Records contained in a dataset:
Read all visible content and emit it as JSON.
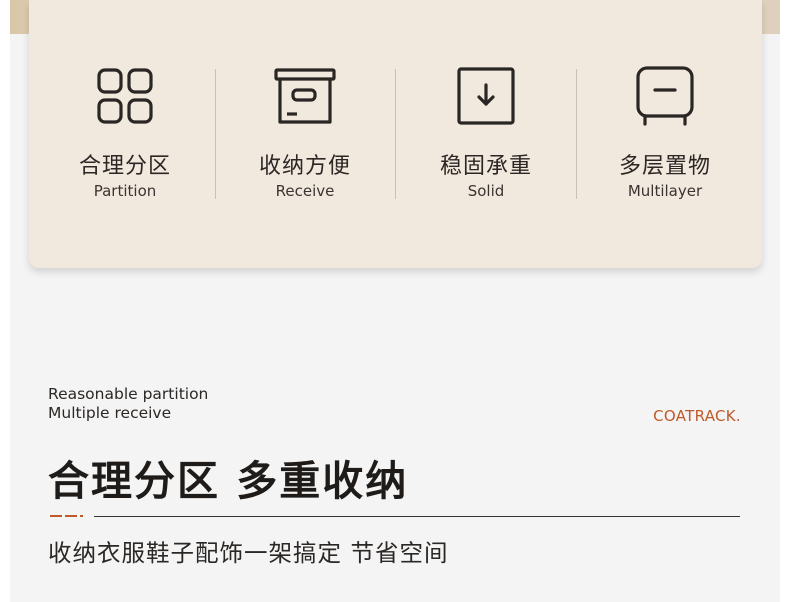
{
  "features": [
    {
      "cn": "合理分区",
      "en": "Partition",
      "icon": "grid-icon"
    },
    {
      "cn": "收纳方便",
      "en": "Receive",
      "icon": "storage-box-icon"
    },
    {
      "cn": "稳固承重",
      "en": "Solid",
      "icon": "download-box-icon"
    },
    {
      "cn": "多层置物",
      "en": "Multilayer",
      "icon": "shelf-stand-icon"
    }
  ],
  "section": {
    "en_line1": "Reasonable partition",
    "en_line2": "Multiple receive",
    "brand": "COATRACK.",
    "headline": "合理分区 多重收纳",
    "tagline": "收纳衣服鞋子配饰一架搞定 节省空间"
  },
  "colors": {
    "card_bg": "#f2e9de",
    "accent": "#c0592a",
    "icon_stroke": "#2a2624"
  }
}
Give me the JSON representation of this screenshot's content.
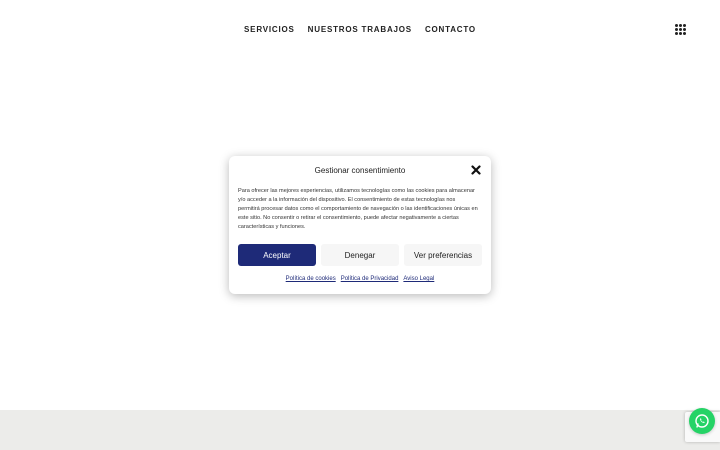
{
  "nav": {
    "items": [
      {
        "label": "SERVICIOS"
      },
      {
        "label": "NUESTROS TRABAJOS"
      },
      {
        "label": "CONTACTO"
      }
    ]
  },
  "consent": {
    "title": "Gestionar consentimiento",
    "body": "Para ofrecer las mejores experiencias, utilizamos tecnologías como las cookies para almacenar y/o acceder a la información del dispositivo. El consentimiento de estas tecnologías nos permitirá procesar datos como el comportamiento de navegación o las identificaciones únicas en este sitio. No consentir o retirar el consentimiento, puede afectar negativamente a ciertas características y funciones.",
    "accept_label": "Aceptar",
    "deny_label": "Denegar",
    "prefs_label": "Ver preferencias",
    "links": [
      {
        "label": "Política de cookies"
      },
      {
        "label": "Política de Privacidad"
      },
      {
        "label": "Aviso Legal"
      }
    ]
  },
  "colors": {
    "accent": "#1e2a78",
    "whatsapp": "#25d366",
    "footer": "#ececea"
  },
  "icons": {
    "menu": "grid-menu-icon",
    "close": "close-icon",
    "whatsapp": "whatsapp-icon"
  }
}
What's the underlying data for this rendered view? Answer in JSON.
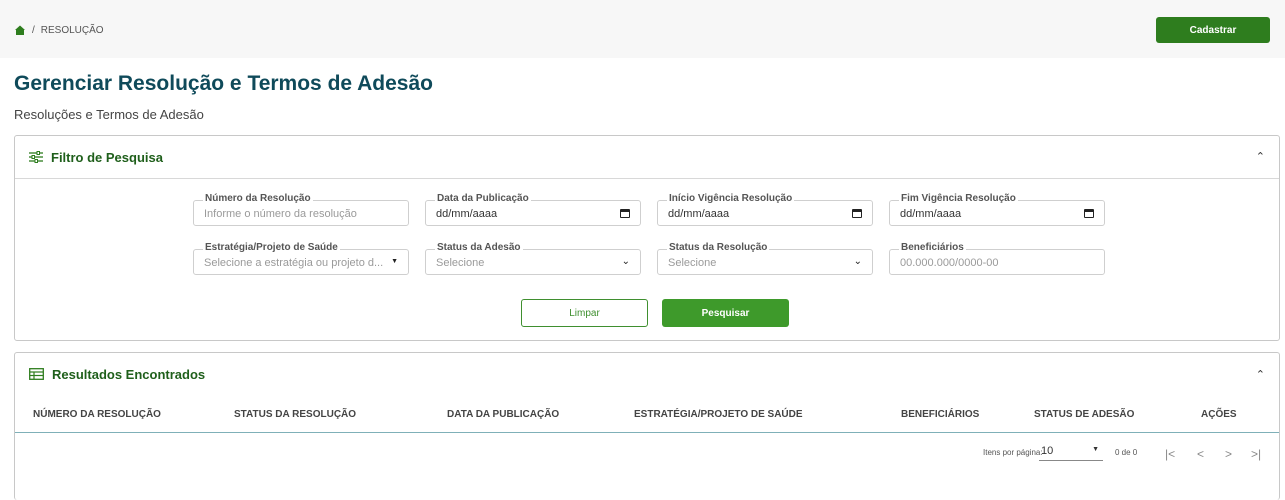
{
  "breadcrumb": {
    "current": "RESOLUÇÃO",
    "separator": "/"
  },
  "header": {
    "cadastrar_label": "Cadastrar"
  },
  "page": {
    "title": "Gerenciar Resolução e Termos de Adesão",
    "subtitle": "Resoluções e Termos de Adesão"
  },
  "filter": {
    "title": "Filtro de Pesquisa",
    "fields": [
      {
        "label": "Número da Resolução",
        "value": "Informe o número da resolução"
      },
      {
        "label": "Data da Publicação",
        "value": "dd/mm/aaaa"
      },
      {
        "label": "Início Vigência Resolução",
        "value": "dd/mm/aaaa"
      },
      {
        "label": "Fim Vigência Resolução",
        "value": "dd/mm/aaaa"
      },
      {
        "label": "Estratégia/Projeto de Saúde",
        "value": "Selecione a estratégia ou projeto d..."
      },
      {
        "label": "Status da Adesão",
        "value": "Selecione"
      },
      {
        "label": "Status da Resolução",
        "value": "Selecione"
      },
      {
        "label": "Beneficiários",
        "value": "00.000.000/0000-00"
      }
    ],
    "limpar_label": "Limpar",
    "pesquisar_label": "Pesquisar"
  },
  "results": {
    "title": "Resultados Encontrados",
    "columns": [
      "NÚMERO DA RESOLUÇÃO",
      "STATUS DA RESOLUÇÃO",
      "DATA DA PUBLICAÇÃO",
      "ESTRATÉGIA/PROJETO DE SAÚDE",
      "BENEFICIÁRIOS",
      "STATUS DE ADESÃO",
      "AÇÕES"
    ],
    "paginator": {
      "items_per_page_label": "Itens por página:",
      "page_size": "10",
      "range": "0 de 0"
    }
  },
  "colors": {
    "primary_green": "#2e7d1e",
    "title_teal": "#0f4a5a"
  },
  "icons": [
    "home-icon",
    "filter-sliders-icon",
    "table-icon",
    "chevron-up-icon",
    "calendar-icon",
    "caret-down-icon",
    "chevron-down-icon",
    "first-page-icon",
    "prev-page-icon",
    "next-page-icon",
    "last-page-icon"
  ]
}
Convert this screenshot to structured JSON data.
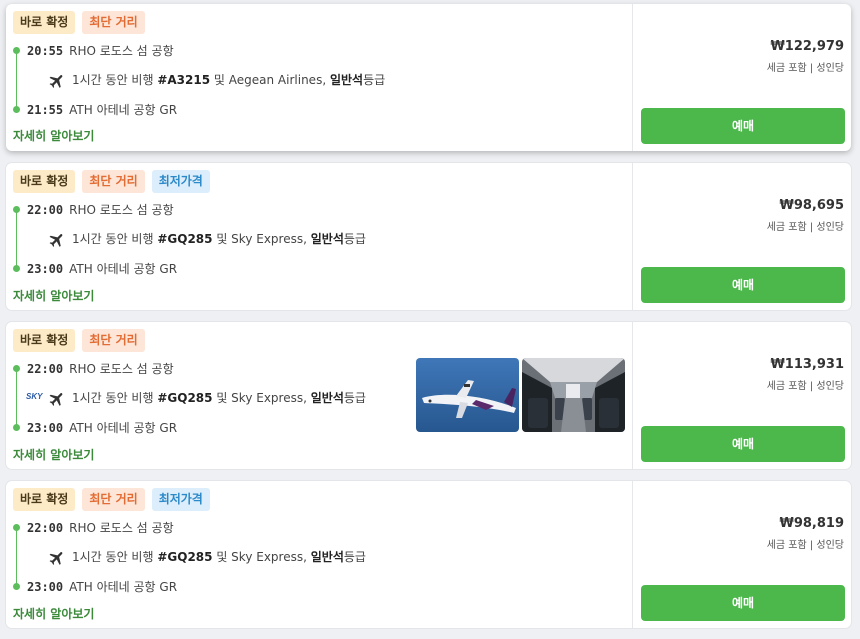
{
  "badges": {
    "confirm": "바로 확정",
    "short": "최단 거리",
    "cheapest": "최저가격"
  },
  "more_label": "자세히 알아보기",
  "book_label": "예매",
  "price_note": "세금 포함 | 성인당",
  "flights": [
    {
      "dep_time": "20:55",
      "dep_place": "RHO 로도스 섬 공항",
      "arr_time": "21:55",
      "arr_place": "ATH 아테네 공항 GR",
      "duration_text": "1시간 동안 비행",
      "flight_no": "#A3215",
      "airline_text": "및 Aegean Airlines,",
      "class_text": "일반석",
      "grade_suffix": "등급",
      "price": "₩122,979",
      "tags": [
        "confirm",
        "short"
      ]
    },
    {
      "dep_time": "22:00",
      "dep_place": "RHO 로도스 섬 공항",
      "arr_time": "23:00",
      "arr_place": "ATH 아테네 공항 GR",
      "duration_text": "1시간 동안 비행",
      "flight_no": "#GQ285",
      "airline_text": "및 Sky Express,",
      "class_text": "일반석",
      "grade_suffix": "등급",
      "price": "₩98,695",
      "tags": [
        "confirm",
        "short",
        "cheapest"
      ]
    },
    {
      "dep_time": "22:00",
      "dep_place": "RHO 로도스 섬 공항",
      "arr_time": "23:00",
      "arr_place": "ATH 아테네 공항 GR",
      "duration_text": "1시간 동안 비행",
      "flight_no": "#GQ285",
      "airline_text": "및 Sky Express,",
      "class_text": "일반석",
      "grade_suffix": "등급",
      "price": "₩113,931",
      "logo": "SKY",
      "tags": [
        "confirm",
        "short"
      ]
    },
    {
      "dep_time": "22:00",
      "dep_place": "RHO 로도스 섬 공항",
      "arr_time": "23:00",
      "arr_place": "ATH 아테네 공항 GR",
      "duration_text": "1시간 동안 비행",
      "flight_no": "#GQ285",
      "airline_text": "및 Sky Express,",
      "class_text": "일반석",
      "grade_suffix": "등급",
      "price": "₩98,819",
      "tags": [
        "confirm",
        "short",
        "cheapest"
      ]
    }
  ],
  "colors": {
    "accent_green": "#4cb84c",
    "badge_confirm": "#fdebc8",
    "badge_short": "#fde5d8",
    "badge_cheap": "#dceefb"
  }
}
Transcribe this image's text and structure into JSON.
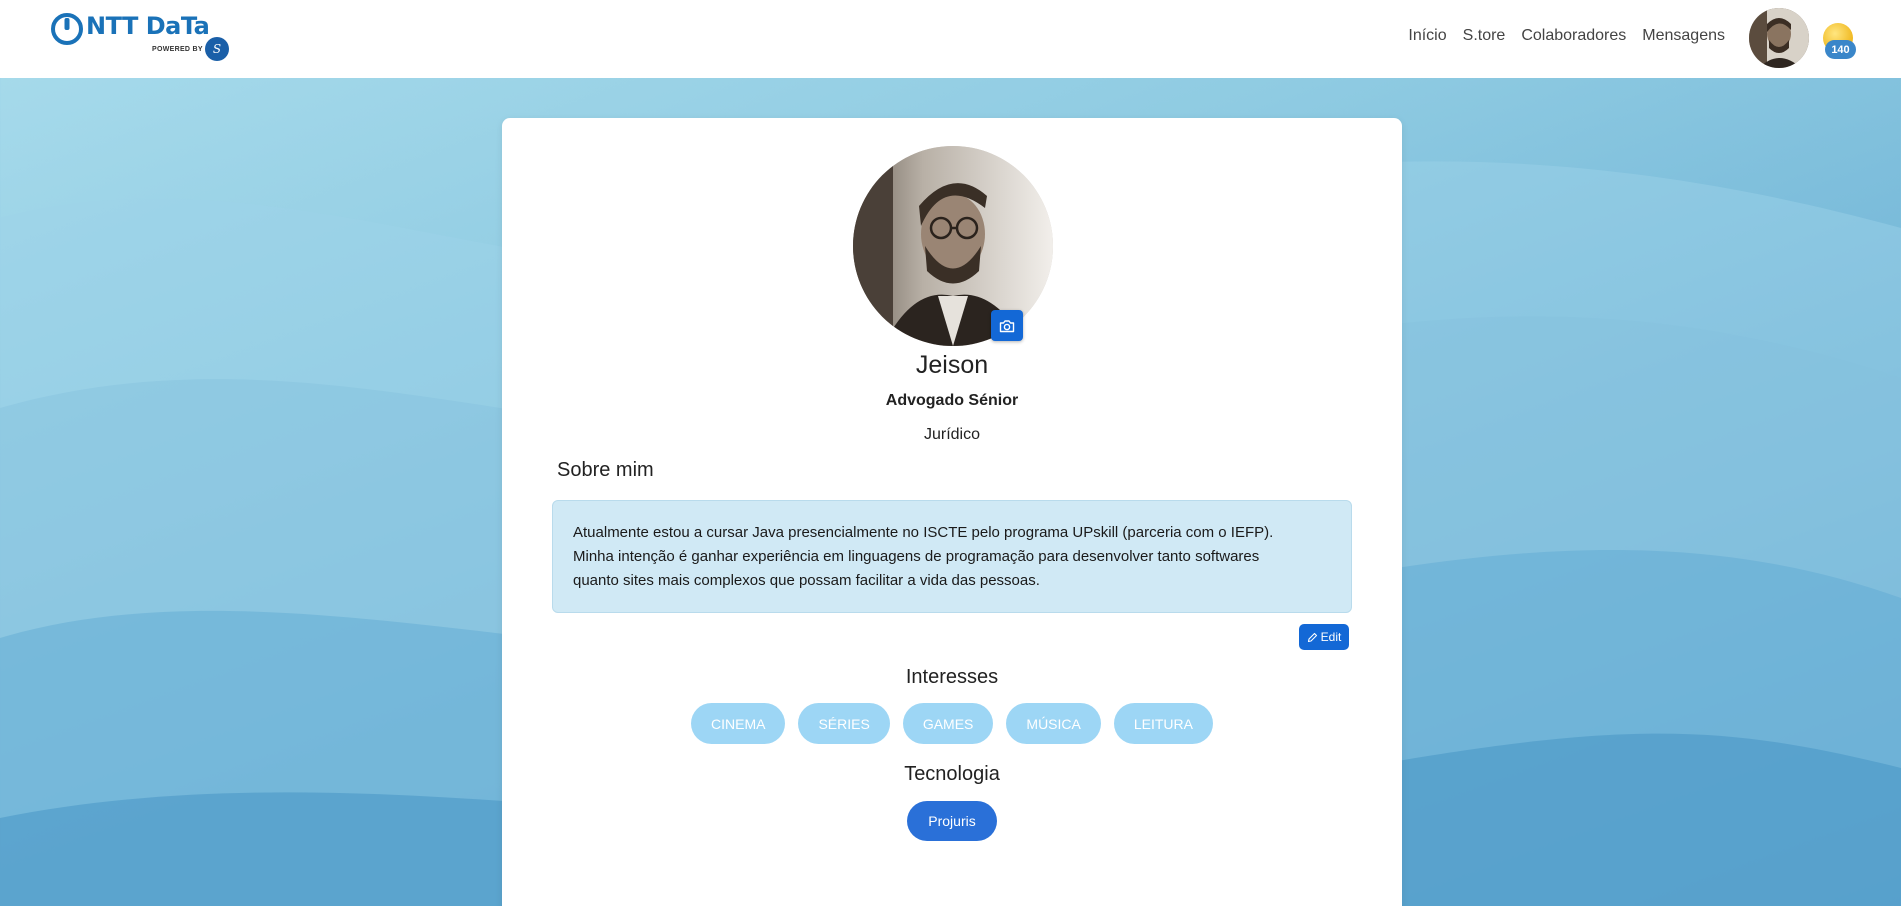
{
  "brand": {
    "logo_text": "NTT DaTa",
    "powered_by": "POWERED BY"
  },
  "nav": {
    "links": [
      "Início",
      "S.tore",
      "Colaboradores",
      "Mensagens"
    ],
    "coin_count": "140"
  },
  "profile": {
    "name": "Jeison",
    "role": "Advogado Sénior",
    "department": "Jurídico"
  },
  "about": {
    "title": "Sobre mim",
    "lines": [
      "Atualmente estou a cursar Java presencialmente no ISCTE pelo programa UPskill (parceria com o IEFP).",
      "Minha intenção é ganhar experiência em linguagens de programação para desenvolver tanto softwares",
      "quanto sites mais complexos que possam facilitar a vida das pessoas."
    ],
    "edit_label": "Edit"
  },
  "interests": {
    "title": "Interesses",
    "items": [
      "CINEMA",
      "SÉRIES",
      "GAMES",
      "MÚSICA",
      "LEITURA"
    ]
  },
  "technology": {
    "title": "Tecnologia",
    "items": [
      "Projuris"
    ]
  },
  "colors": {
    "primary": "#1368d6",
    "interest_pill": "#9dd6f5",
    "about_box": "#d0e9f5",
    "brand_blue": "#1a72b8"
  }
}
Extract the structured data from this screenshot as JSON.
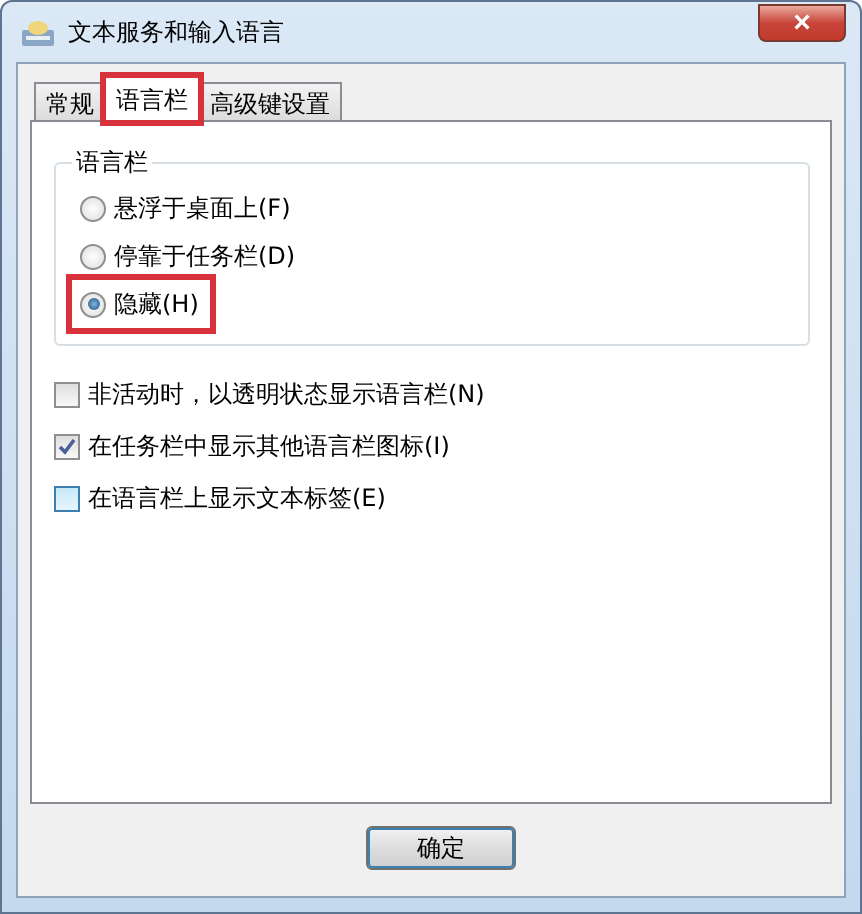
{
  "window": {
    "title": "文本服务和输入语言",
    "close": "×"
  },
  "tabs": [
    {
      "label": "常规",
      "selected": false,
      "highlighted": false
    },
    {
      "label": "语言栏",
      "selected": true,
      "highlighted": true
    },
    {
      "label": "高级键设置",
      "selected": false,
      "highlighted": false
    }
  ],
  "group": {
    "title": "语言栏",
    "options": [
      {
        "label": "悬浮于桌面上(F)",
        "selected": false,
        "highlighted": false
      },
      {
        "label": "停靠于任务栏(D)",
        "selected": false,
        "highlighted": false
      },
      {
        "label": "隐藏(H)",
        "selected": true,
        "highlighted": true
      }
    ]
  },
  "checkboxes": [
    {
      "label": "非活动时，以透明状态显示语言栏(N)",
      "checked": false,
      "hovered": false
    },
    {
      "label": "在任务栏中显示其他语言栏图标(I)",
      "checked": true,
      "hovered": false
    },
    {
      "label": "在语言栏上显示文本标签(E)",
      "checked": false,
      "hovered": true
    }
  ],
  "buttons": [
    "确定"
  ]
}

WHAT IS NEEDED:
Tell how many lines in the material contain the word "cookies". Only the number is wanted.

TASK OUTPUT:
2